**PROBLEMS AND TASKS**
1. Answer these from the commit log:
(a) Which operator replaced "is" when comparing literals?
(b) What new field holds the timestamp for cached correlation search results?
(c) What weather zone was added for the Hong Kong Observatory?
2. Extend the commit log past its last line.

## begin PROVIDED TEXT

2020-06-21 20:13:14 +00:00
Jeremy Stanley
0a4712f9a8 Be more thorough about file copyrights
Add a copyright header to the .gitignore file with start and end
years determined from its commit history. Add copyright headers for
the current year to overrides.log and qa.log, and also add
functionality to correlate() which adds these headers from now on.
Update the copyright year on overrides.conf, which was missed in
8a37edd and later commits. All files tracked in this repository now
declare a copyright and refer to the main LICENSE file for licensing
terms.
2020-06-21 13:46:39 +00:00
Jeremy Stanley
62b0ce6d9d Don't use "is" with a literal to test for equality
Solve a SyntaxWarning under Python 3.8 and later for use of the "is"
identity operator when comparing literals, by replacing with the
"==" equality operator.
2020-06-02 14:10:49 +00:00
Jeremy Stanley
28a5c0e1e6 Caching support for URLs with port numbers
When mangling URLs of fetched data to store in the local cache, only
split on the first colon so that URLs with port numbers in them are
properly differentiated. Previously, all URLs for the same domain
name landed in a single file if a port number was included, causing
incorrect results to be returned from the cache.
2020-05-31 15:11:32 +00:00
Jeremy Stanley
74a9ee62f6 Use a dedicated field for cached search timestamps
Fix a cache corruption issue by using a new "cached" field to hold
the timestamp for cached correlation search results. Previously the
"description" field was being overloaded, but this could cause the
cache to no longer load because of duplicate fields.
2020-05-31 00:24:10 +00:00
Jeremy Stanley
5515f756d4 Decode retrieved files as UTF-8 even on Python 2
Python 2.7 is likely the only Python 2 anyone is using any longer
(even that's well past EOL upstream now), and reasonably recent
versions of 2.7 it need the same decode hack as Python 3 anyway when
dealing with some retrieved content. Just get rid of the version
detection and do it under any version.
2020-05-31 00:17:36 +00:00
Jeremy Stanley
fd4b0ae5b2 Add weather zone hkz000 for Hong Kong Observatory
Thanks to Bill Agee for suggesting the Hong Kong Observatory's
weather forecast page. A custom filter is implemented to strip the
forecast text from the HTML page in which it is embedded (if anyone
finds a plaintext version published at an alternate URL, let me know
and I'll rip out the extra routine).
2020-05-31 00:16:07 +00:00
Jeremy Stanley
8e0d7c6e1a Add some fresh overrides
Override a number of active weather stations where searches of
various online sites return names and locations for them which are
not provided by the included sources.

## end PROVIDED TEXT
## begin ENTRIES SHOWN

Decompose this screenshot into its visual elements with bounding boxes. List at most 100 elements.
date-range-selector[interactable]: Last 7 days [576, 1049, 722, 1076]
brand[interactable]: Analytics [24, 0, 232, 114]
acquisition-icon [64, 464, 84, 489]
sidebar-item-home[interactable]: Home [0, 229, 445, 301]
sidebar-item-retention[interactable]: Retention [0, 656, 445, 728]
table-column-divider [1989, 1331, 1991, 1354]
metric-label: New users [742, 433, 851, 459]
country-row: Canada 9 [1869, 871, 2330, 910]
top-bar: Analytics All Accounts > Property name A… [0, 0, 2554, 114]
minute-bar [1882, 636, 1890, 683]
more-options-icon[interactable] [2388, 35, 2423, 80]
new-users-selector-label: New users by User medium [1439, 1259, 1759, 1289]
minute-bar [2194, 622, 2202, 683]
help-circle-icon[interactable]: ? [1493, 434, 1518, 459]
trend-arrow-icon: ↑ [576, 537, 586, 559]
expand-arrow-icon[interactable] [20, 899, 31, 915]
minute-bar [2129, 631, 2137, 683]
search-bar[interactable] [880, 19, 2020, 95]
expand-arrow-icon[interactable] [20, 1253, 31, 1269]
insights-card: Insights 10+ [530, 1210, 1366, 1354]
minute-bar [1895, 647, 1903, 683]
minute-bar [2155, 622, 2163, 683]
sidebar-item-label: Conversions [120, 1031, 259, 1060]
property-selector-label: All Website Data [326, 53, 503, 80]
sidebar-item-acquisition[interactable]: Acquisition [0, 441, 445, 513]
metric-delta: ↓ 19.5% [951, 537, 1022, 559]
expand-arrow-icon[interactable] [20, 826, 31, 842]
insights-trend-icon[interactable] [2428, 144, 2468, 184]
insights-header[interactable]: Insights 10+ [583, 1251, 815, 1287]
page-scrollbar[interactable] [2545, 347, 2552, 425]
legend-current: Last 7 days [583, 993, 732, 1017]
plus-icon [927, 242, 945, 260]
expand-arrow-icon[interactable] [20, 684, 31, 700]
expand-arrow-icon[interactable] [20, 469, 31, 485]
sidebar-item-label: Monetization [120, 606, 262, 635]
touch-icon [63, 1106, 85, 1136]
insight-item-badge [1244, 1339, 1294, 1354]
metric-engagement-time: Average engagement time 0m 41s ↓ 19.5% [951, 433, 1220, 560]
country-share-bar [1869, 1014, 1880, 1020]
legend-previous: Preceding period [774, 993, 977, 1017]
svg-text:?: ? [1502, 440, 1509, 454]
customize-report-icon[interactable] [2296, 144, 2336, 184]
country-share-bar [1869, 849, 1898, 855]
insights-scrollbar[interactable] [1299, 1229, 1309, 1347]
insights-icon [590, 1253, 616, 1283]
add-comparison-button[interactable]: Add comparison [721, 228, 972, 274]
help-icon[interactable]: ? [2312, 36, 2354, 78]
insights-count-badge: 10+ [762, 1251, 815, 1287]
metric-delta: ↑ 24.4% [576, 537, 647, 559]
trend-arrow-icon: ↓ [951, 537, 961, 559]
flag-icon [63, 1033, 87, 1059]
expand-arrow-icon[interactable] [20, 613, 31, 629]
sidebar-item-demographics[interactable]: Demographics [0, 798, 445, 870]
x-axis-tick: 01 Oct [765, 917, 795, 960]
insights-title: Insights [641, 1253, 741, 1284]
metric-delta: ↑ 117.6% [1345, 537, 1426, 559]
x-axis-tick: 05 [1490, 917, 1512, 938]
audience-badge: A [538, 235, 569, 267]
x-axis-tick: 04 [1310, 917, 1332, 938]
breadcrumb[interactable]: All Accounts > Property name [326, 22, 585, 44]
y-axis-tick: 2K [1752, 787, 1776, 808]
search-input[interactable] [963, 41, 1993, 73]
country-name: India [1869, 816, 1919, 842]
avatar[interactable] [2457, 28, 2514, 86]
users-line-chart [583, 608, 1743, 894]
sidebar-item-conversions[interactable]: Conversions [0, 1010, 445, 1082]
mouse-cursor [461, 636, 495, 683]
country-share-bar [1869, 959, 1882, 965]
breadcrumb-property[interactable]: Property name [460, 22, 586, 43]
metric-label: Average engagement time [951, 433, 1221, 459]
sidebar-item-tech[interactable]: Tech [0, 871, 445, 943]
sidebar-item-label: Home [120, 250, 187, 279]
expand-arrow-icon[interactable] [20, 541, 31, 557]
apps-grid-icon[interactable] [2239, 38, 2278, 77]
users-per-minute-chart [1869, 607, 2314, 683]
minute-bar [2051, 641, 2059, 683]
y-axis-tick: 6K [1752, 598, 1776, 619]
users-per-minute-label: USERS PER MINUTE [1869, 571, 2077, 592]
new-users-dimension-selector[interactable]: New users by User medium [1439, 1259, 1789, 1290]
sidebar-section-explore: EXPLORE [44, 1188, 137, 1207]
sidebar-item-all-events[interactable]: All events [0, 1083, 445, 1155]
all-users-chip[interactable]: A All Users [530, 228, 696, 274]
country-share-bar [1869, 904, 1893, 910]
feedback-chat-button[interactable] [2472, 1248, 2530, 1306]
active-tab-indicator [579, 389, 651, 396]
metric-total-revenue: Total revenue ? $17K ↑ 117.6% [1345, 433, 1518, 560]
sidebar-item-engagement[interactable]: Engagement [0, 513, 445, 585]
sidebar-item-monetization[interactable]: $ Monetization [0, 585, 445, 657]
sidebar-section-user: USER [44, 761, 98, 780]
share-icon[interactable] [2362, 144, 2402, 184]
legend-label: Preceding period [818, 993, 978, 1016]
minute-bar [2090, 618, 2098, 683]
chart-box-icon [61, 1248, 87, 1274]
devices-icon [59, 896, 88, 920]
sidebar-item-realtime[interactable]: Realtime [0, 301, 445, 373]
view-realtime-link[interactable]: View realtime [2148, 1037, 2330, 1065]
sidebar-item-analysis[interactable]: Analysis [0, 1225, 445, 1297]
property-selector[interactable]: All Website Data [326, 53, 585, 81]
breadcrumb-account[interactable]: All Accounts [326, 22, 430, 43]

## end ENTRIES SHOWN

**RESPONSES FOR EACH TASK**
1.
(a) The "==" equality operator.
(b) The "cached" field.
(c) hkz000.

2.
2020-05-24 19:18:35 +00:00
Jeremy Stanley
8a37eddc06 Update correlation sources
Remove the stale metar.tbl and zonecatalog.curr.tar, which the USA
NWS hasn't been updating for many years, and add the public domain
airports.csv file from the amazing ourairports.com community. Also
update to latest (2019) USA Census Bureau location data, March 2020
WX zone information, cooperative sites list from 2018 (latest), and
regenerated active station and zone lists. Loss of the zonecatalog
necessitates directly applying various forecast and alert URL
patterns, though some which appeared unused by NWS for many years
were not included.

Clear out all old overrides, since the vast majority are obsoleted
by refreshed data, and build fresh correlation sets from the above
sources. Basically all sites have switched from HTTP to HTTPS, so
update URLs for this too.
2020-05-24 16:27:58 +00:00
Jeremy Stanley
1ec2848c20 Add FAQ entry about --headers values
Be as clear as possible about what the --headers command-line option
or headers configuration option does, and what sorts of values are
valid for it.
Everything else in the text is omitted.